*Texte à lire*:
* * * *
L’œuvre de Miró décrypté par Raymond Queneau et celui de Hans Arp revisité par Rossi inaugurent la nouvelle collection des Éditions Virgile.
« Je ne fais aucune différence entre peinture et poésie », déclarait en 1939 Joan Miró. Cela n’aura pas échappé à Raymond Queneau, qui, entre 1948 et 1975, a rédigé différents textes sur ce « grand peintre » dont il admirait le langage poétique. Pour inaugurer une nouvelle collection
(« Carnet d’ateliers »), les Éditions Virgile publient un ensemble de ces écrits, dont un inédit : l’essai intitulé Que le peintre qui va sur le motif… Écrit en 1954 par Queneau pour le catalogue de la Biennale de Venise, il n’en restait qu’une ancienne copie quasiment illisible, qui a dû être complétée par la version italienne. Fasciné par l’« écriture » picturale de Miró, Queneau s’attache à décrypter les codes utilisés par l’artiste dans ses toiles et lithographies, étoiles, croissant de lune, cônes ou cœur, symboles chinois… Mais, comme le précise l’écrivain, « il ne faudrait pas voir en lui uniquement un créateur de graphisme. Si je me suis moi-même exercé à montrer quel profit on pouvait retirer de leur déchiffrement et de la résolution des “petites équations” (comme dit Leiris) qu’ils posent, jamais je n’ai voulu prétendre par là que la peinture de Miró se résignait aux deux dimensions et qu’elle se limitait à l’écriture ».
Queneau voit dans son œuvre une troisième, une quatrième et même une cinquième dimension introduite par ces « tâches colorées » et « pâtés sombres » apparus de façon « inexplicable », ce qu’André Breton attribuait à une sorte « d’empirisme providentiel ».
* * * *
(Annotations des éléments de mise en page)
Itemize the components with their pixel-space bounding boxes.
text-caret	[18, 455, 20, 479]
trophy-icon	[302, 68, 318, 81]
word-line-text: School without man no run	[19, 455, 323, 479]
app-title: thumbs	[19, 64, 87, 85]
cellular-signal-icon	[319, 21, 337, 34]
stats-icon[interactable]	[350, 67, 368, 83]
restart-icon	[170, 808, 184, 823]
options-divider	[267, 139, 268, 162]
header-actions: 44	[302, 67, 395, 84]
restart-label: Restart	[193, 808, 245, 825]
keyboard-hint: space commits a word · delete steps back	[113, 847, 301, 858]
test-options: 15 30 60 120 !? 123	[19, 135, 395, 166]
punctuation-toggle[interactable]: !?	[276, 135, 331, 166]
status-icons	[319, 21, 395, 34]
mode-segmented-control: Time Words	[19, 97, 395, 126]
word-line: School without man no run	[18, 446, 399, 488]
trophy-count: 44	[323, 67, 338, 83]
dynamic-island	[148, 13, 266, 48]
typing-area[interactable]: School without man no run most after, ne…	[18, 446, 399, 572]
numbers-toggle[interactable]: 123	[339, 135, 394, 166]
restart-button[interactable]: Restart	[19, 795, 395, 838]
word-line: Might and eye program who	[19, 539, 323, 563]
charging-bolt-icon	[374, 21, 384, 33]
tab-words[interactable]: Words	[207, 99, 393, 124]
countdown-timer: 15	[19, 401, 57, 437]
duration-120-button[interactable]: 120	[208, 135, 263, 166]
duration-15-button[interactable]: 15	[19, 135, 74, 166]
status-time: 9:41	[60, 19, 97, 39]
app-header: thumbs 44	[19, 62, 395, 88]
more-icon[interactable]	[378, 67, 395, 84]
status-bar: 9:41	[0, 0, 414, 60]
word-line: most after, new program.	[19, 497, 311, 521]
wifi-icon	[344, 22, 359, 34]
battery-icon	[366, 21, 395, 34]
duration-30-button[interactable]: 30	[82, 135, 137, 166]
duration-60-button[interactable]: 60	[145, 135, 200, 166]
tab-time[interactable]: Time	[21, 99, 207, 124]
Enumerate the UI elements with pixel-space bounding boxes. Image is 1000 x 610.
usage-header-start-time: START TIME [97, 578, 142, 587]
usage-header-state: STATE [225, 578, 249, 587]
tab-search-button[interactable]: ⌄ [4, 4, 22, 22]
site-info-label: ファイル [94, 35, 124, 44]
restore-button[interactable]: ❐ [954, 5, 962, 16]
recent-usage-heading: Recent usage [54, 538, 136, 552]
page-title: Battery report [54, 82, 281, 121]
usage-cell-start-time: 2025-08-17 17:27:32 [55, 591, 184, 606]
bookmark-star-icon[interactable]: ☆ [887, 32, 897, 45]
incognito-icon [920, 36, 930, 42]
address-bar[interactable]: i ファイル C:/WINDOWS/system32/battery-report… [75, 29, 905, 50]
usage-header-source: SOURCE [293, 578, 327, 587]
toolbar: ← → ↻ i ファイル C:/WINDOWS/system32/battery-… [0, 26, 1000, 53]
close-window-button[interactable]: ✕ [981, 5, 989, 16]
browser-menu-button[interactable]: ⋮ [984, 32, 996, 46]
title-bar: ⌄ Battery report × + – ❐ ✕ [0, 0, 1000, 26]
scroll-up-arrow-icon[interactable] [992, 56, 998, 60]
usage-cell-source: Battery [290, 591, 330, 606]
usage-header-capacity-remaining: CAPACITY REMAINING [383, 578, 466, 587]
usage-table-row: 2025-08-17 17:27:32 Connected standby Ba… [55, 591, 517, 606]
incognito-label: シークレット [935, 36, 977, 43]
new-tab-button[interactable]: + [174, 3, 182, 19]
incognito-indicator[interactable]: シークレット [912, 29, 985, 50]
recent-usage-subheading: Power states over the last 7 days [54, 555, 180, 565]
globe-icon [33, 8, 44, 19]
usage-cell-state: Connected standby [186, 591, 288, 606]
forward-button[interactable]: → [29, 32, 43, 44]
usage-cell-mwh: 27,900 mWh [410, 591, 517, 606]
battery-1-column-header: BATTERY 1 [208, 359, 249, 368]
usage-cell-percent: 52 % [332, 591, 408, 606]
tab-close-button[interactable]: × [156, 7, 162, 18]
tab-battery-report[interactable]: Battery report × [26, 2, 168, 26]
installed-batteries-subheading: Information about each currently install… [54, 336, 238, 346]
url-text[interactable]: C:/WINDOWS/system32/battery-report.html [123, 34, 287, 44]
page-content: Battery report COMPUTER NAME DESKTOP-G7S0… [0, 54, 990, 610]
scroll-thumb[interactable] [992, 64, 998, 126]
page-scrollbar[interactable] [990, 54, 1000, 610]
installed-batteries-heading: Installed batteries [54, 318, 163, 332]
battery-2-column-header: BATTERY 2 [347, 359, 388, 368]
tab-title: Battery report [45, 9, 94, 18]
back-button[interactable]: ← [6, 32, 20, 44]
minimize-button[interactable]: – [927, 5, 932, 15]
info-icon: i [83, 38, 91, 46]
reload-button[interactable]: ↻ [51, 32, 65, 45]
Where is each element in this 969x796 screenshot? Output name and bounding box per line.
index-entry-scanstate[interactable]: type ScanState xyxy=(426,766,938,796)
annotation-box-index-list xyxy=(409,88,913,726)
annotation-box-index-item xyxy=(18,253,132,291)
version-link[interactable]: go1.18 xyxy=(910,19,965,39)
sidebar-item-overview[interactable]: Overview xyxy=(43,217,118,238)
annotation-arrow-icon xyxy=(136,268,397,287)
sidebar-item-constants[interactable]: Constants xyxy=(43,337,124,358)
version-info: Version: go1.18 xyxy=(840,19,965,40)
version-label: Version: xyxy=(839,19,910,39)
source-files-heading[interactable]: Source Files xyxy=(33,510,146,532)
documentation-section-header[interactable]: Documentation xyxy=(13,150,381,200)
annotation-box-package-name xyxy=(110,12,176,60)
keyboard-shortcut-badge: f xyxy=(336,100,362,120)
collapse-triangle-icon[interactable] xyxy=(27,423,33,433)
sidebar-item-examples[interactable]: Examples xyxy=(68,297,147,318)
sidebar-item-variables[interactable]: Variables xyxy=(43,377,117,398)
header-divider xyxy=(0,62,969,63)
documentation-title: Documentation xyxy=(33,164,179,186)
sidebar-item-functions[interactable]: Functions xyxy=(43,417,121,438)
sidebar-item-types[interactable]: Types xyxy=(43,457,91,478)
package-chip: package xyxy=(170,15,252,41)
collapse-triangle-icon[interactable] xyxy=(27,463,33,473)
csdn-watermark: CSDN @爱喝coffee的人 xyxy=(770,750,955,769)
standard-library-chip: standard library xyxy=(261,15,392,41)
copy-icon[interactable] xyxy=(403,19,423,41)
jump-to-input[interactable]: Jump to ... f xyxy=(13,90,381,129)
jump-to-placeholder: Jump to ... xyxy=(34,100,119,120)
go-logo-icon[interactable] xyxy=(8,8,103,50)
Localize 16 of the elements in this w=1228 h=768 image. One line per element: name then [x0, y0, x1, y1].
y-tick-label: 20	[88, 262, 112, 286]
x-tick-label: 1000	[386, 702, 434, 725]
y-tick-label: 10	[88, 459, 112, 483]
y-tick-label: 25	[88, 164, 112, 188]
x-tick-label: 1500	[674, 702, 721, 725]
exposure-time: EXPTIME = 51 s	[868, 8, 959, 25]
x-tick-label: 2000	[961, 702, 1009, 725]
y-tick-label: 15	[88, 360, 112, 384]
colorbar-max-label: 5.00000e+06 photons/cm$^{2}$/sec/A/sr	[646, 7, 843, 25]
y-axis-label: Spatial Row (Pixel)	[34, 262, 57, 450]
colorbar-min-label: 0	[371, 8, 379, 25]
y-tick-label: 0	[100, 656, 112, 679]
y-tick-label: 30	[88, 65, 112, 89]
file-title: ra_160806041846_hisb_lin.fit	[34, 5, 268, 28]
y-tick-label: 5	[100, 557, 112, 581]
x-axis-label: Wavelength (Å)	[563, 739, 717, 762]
* * * *
*À produire*: Rédigez la suite du texte consacré aux écrits de Queneau sur Miró, en reprenant juste après sa dernière phrase.

*Texte produit*:
Le deuxième ouvrage de la collection « Carnet d’ateliers » est dévolu à Hans Arp. Poète, romancier, essayiste et critique d’art, Paul Louis Rossi, rompant avec les méthodes traditionnelles de l’histoire de l’art, s’est rendu sur les lieux fréquentés par Arp, entre Strasbourg et Clamart (Hauts-de-Seine), pour mieux cerner sa créativité. Il en ressort un portrait sensible et original, mettant en lumière la singularité de son œuvre. Citant Arp – « Nous ne voulons pas copier la nature. Nous ne voulons pas
reproduire » –, Paul Louis Rossi souligne la « véritable intelligence politique » d’un artiste s’attachant à « fixer l’art comme objectif moral et finalité dans son existence », à l’heure où le surréalisme est lui-même « tombé dans le piège de son idéologie ». En septembre, la collection s’enrichira de trois nouveaux ouvrages : Alechinsky par Yves Peyré, Manet par Mallarmé et Manifeste pour Yves Klein par Alain Jouffroy. De belles rencontres en perspective.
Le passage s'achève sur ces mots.